## PROBLEM TO WORK ON
Return, unchanged, the lines of the data beginning with the line containing "create-container-line3: 器 bbox=[839, 94, 857, 115]" and continuing through the line containing "create-container-node: 创建 spring容".

## start

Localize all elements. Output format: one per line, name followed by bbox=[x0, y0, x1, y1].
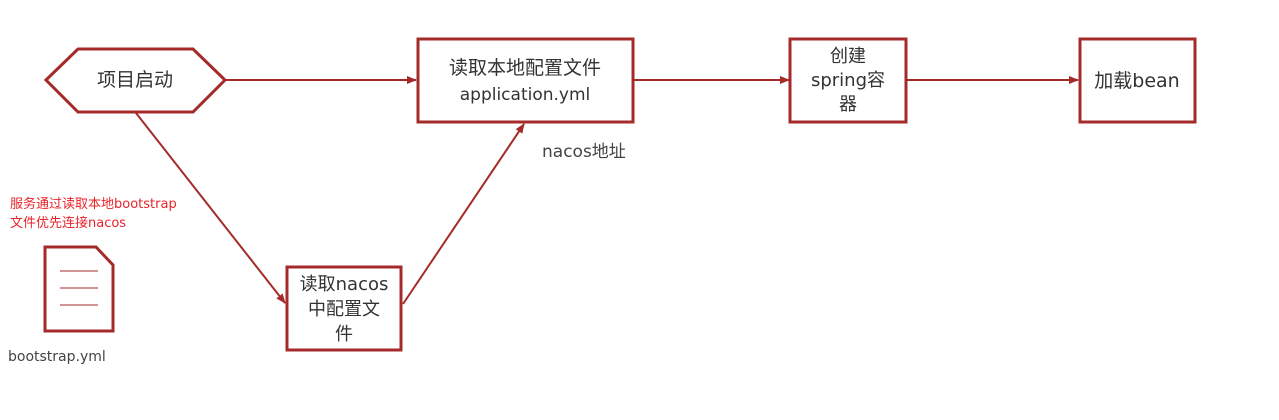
create-container-line3: 器 bbox=[839, 94, 857, 115]
create-container-line2: spring容 bbox=[811, 70, 885, 91]
bootstrap-annotation-line1: 服务通过读取本地bootstrap bbox=[10, 197, 177, 212]
read-local-config-title: 读取本地配置文件 bbox=[449, 57, 601, 79]
read-nacos-config-line3: 件 bbox=[335, 324, 353, 345]
nacos-address-label: nacos地址 bbox=[542, 142, 626, 162]
create-container-node: 创建 spring容 器 bbox=[788, 37, 908, 124]
arrow-read-nacos-to-read-local bbox=[402, 123, 525, 305]
read-nacos-config-line1: 读取nacos bbox=[300, 274, 389, 295]
load-bean-node: 加载bean bbox=[1078, 37, 1197, 124]
read-nacos-config-line2: 中配置文 bbox=[308, 299, 380, 320]
start-node: 项目启动 bbox=[43, 47, 228, 114]
read-local-config-filename: application.yml bbox=[460, 85, 591, 105]
load-bean-label: 加载bean bbox=[1094, 70, 1179, 92]
start-node-label: 项目启动 bbox=[97, 69, 173, 91]
file-document-icon bbox=[43, 245, 115, 333]
create-container-line1: 创建 bbox=[830, 46, 866, 67]
bootstrap-annotation-line2: 文件优先连接nacos bbox=[10, 216, 127, 231]
flow-diagram: 项目启动 读取本地配置文件 application.yml 创建 spring容… bbox=[43, 37, 1197, 352]
read-nacos-config-node: 读取nacos 中配置文 件 bbox=[285, 265, 403, 352]
file-caption: bootstrap.yml bbox=[8, 349, 106, 365]
bootstrap-annotation: 服务通过读取本地bootstrap 文件优先连接nacos bbox=[10, 195, 177, 233]
read-local-config-node: 读取本地配置文件 application.yml bbox=[416, 37, 635, 124]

## end

## FINAL ANSWER
create-container-line3: 器 bbox=[839, 94, 857, 115]
create-container-line2: spring容 bbox=[811, 70, 885, 91]
bootstrap-annotation-line1: 服务通过读取本地bootstrap bbox=[10, 197, 177, 212]
read-local-config-title: 读取本地配置文件 bbox=[449, 57, 601, 79]
read-nacos-config-line3: 件 bbox=[335, 324, 353, 345]
nacos-address-label: nacos地址 bbox=[542, 142, 626, 162]
create-container-node: 创建 spring容 器 bbox=[788, 37, 908, 124]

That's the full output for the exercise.